▶ _Directive 1_
Copy the stretch of the degasser text from "It is an object" through "venting the vacuum chamber.".

In the Agilent 1200 Series Vacuum Degasser and Micro Vacuum Degasser, product number G1379B (see Agilent 1200 Series Micro Vacuum Degasser Reference Manual, Publication Number: G1379-90010), as provided by the applicant Agilent Technologies, control of the vacuum level and venting is provided by means of a controllable orifice situated in the connection between the vacuum pump and one or more the vacuum chambers.

DISCLOSURE

It is an object of the invention to provide an improved degasser in particular for HPLC applications. The object is solved by the independent claim(s). Further embodiments are shown by the dependent claim(s).

According to the present invention, a degassing apparatus for degassing a liquid comprises a vacuum chamber, a liquid conveyance, and a pump. The liquid conveyance member is disposed in the vacuum chamber and configured for transporting the liquid (at least through the vacuum chamber). The pump is provided and adapted for evacuating the vacuum chamber. The vacuum chamber comprises a vent adapted for (directly) venting the vacuum chamber.

▶ _Directive 2_
In the listing below, take the stretch from its start through the line containing "Decompose this screenshot" and change "note-line" to "memo-line", keeping everything else the same. Give back only those lines and leave out the pictures.

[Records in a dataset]
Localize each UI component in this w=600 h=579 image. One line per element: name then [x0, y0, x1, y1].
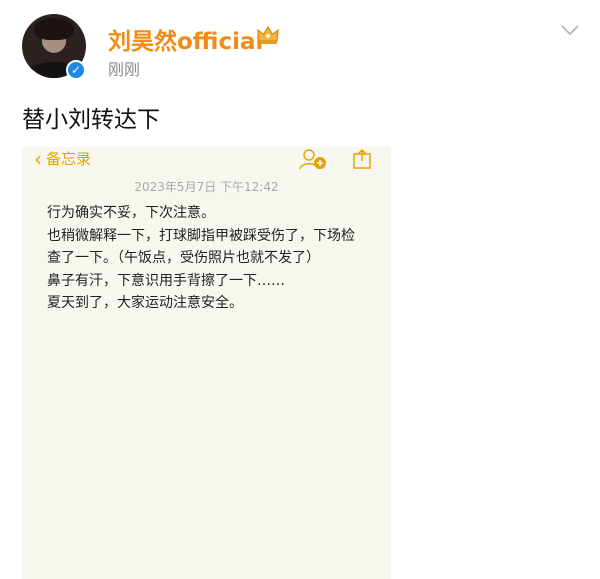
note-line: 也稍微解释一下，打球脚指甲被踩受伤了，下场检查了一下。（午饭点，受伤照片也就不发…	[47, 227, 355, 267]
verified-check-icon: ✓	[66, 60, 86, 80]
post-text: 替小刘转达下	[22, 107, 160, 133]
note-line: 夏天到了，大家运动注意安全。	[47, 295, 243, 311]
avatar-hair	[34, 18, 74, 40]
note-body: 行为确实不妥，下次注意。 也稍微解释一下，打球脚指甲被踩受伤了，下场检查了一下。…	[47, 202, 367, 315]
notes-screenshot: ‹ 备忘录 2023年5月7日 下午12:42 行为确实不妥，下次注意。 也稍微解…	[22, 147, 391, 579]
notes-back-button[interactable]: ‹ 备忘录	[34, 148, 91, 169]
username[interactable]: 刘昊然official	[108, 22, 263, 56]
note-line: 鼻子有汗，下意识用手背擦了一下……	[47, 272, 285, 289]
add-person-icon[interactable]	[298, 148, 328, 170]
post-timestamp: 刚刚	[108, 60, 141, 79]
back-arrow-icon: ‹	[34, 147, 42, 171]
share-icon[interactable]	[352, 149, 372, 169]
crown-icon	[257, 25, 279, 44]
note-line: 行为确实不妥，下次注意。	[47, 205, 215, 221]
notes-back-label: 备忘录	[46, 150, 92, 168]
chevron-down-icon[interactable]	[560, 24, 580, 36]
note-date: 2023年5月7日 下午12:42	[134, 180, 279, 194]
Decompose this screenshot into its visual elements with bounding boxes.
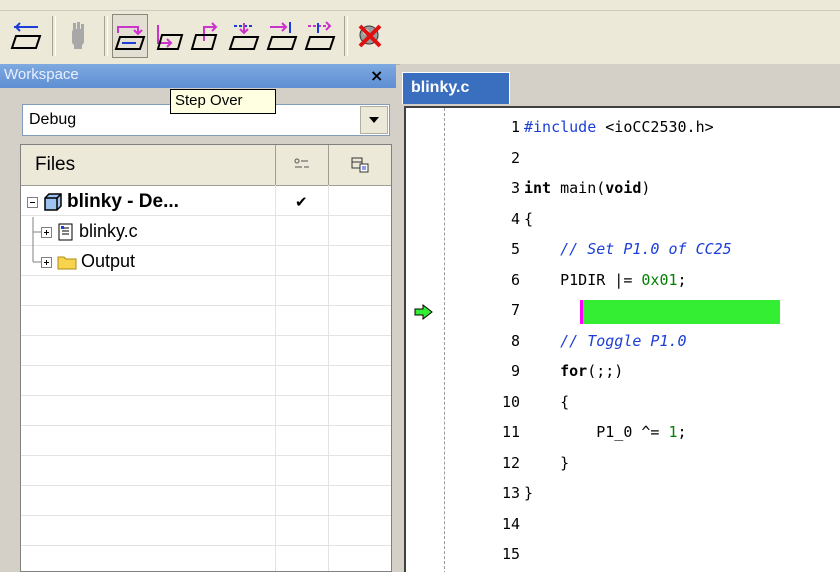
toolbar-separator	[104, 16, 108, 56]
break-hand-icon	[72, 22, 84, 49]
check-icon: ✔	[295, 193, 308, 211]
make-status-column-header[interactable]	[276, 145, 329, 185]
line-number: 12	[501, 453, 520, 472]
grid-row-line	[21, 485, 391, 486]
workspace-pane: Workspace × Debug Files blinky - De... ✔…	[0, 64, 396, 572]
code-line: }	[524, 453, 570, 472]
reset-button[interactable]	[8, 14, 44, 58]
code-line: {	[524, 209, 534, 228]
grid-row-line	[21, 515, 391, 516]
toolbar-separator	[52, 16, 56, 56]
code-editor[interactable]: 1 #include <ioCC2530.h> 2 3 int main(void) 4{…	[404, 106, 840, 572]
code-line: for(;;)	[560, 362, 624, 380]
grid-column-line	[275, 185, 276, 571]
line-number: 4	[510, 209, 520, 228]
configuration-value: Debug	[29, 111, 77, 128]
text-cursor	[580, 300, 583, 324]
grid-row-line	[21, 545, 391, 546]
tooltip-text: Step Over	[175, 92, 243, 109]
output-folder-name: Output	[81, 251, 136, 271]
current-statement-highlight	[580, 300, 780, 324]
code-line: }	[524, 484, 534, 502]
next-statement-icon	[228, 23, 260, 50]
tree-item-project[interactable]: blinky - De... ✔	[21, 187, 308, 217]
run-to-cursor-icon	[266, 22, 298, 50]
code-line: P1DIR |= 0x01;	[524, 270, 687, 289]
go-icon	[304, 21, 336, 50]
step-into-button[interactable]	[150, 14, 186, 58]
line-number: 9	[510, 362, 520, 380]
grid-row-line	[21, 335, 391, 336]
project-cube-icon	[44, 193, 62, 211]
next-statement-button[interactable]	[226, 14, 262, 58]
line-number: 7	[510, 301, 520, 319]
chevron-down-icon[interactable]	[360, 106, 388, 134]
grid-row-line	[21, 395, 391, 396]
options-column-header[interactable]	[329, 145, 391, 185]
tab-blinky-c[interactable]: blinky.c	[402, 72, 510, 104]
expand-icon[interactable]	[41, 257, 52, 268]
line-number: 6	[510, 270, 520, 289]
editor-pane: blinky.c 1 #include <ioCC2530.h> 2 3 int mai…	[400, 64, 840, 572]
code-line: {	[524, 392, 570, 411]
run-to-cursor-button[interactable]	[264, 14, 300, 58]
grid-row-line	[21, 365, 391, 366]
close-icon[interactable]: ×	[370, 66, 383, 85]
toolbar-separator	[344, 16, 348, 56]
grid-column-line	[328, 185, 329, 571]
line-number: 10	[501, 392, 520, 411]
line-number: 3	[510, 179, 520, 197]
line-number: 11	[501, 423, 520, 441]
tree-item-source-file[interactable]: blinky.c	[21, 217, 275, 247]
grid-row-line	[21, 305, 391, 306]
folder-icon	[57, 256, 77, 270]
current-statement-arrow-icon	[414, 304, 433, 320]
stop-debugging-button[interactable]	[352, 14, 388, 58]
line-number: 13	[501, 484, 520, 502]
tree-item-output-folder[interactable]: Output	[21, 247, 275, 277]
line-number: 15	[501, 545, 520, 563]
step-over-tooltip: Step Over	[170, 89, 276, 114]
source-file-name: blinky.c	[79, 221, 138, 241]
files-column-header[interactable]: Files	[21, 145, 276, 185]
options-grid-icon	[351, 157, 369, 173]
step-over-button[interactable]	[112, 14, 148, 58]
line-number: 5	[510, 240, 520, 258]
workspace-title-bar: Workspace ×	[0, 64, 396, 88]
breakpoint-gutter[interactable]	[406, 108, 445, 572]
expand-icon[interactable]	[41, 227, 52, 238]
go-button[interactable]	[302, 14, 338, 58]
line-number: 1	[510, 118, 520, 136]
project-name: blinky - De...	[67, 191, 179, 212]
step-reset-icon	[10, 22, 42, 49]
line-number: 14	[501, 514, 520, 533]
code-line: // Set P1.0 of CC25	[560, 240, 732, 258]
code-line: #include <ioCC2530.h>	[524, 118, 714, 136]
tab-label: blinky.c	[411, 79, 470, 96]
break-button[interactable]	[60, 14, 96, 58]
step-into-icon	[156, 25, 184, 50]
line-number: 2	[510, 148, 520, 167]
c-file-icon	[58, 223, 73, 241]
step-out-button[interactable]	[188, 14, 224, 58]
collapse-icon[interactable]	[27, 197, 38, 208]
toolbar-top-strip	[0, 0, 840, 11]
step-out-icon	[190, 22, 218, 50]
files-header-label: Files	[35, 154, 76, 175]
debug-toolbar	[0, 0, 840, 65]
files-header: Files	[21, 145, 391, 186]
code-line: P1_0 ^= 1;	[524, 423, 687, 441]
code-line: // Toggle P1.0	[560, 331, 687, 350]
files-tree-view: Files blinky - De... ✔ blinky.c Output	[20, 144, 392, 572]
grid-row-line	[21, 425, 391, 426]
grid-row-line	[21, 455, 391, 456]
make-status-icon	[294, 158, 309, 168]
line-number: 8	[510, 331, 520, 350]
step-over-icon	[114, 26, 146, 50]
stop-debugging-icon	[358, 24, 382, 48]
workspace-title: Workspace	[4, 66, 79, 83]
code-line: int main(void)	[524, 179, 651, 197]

▶ _Problem solution 1_
It is an object of the invention to provide an improved degasser in particular for HPLC applications. The object is solved by the independent claim(s). Further embodiments are shown by the dependent claim(s).

According to the present invention, a degassing apparatus for degassing a liquid comprises a vacuum chamber, a liquid conveyance, and a pump. The liquid conveyance member is disposed in the vacuum chamber and configured for transporting the liquid (at least through the vacuum chamber). The pump is provided and adapted for evacuating the vacuum chamber. The vacuum chamber comprises a vent adapted for (directly) venting the vacuum chamber.

▶ _Problem solution 2_
Localize each UI component in this w=600 h=579 image. One line per element: name then [x0, y0, x1, y1].
memo-line: 也稍微解释一下，打球脚指甲被踩受伤了，下场检查了一下。（午饭点，受伤照片也就不发…	[47, 227, 355, 267]
verified-check-icon: ✓	[66, 60, 86, 80]
post-text: 替小刘转达下	[22, 107, 160, 133]
memo-line: 夏天到了，大家运动注意安全。	[47, 295, 243, 311]
avatar-hair	[34, 18, 74, 40]
note-body: 行为确实不妥，下次注意。 也稍微解释一下，打球脚指甲被踩受伤了，下场检查了一下。…	[47, 202, 367, 315]
notes-screenshot: ‹ 备忘录 2023年5月7日 下午12:42 行为确实不妥，下次注意。 也稍微解…	[22, 147, 391, 579]
notes-back-button[interactable]: ‹ 备忘录	[34, 148, 91, 169]
username[interactable]: 刘昊然official	[108, 22, 263, 56]
memo-line: 鼻子有汗，下意识用手背擦了一下……	[47, 272, 285, 289]
add-person-icon[interactable]	[298, 148, 328, 170]
post-timestamp: 刚刚	[108, 60, 141, 79]
back-arrow-icon: ‹	[34, 147, 42, 171]
share-icon[interactable]	[352, 149, 372, 169]
crown-icon	[257, 25, 279, 44]
memo-line: 行为确实不妥，下次注意。	[47, 205, 215, 221]
notes-back-label: 备忘录	[46, 150, 92, 168]
chevron-down-icon[interactable]	[560, 24, 580, 36]
note-date: 2023年5月7日 下午12:42	[134, 180, 279, 194]
Decompose this screenshot into its visual elements with bounding boxes.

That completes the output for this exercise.